◆ REQUEST: Copy every line of the records below without any changes.

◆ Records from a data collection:
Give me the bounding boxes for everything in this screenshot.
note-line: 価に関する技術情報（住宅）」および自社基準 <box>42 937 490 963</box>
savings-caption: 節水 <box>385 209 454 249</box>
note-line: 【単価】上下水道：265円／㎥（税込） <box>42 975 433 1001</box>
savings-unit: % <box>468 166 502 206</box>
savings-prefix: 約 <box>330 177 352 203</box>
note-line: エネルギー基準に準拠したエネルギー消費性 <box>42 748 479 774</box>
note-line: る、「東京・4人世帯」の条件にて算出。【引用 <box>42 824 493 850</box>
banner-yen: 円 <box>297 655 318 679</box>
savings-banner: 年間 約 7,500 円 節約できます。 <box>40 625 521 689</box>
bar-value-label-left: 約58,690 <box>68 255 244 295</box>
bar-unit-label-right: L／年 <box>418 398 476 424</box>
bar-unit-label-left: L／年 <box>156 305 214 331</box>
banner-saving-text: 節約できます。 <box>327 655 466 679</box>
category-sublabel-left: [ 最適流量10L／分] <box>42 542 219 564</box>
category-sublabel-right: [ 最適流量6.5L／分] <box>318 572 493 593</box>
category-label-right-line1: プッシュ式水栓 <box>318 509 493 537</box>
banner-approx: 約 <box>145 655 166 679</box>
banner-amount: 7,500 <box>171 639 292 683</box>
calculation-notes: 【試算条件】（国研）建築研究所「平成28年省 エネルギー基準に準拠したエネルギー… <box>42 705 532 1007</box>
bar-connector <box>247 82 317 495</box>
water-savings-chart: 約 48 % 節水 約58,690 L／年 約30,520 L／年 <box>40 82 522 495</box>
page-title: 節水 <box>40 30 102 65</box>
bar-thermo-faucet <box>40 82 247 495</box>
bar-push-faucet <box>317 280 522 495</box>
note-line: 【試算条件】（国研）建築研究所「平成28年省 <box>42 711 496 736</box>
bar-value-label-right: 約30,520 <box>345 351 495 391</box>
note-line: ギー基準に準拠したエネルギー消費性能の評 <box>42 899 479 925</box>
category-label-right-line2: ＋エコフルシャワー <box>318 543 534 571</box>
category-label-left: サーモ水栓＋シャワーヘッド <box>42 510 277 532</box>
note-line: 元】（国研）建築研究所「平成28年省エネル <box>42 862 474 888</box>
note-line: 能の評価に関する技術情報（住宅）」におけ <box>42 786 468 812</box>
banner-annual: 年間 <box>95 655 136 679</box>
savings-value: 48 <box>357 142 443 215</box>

◆ WORKED ANSWER:
Give me the bounding boxes for everything in this screenshot.
note-line: 価に関する技術情報（住宅）」および自社基準 <box>42 937 490 963</box>
savings-caption: 節水 <box>385 209 454 249</box>
note-line: 【単価】上下水道：265円／㎥（税込） <box>42 975 433 1001</box>
savings-unit: % <box>468 166 502 206</box>
savings-prefix: 約 <box>330 177 352 203</box>
note-line: エネルギー基準に準拠したエネルギー消費性 <box>42 748 479 774</box>
note-line: る、「東京・4人世帯」の条件にて算出。【引用 <box>42 824 493 850</box>
banner-yen: 円 <box>297 655 318 679</box>
savings-banner: 年間 約 7,500 円 節約できます。 <box>40 625 521 689</box>
bar-value-label-left: 約58,690 <box>68 255 244 295</box>
bar-unit-label-right: L／年 <box>418 398 476 424</box>
bar-unit-label-left: L／年 <box>156 305 214 331</box>
banner-saving-text: 節約できます。 <box>327 655 466 679</box>
category-sublabel-left: [ 最適流量10L／分] <box>42 542 219 564</box>
category-sublabel-right: [ 最適流量6.5L／分] <box>318 572 493 593</box>
category-label-right-line1: プッシュ式水栓 <box>318 509 493 537</box>
banner-approx: 約 <box>145 655 166 679</box>
banner-amount: 7,500 <box>171 639 292 683</box>
calculation-notes: 【試算条件】（国研）建築研究所「平成28年省 エネルギー基準に準拠したエネルギー… <box>42 705 532 1007</box>
bar-connector <box>247 82 317 495</box>
water-savings-chart: 約 48 % 節水 約58,690 L／年 約30,520 L／年 <box>40 82 522 495</box>
page-title: 節水 <box>40 30 102 65</box>
bar-thermo-faucet <box>40 82 247 495</box>
bar-push-faucet <box>317 280 522 495</box>
note-line: 【試算条件】（国研）建築研究所「平成28年省 <box>42 711 496 736</box>
bar-value-label-right: 約30,520 <box>345 351 495 391</box>
note-line: ギー基準に準拠したエネルギー消費性能の評 <box>42 899 479 925</box>
category-label-right-line2: ＋エコフルシャワー <box>318 543 534 571</box>
category-label-left: サーモ水栓＋シャワーヘッド <box>42 510 277 532</box>
note-line: 元】（国研）建築研究所「平成28年省エネル <box>42 862 474 888</box>
note-line: 能の評価に関する技術情報（住宅）」におけ <box>42 786 468 812</box>
banner-annual: 年間 <box>95 655 136 679</box>
savings-value: 48 <box>357 142 443 215</box>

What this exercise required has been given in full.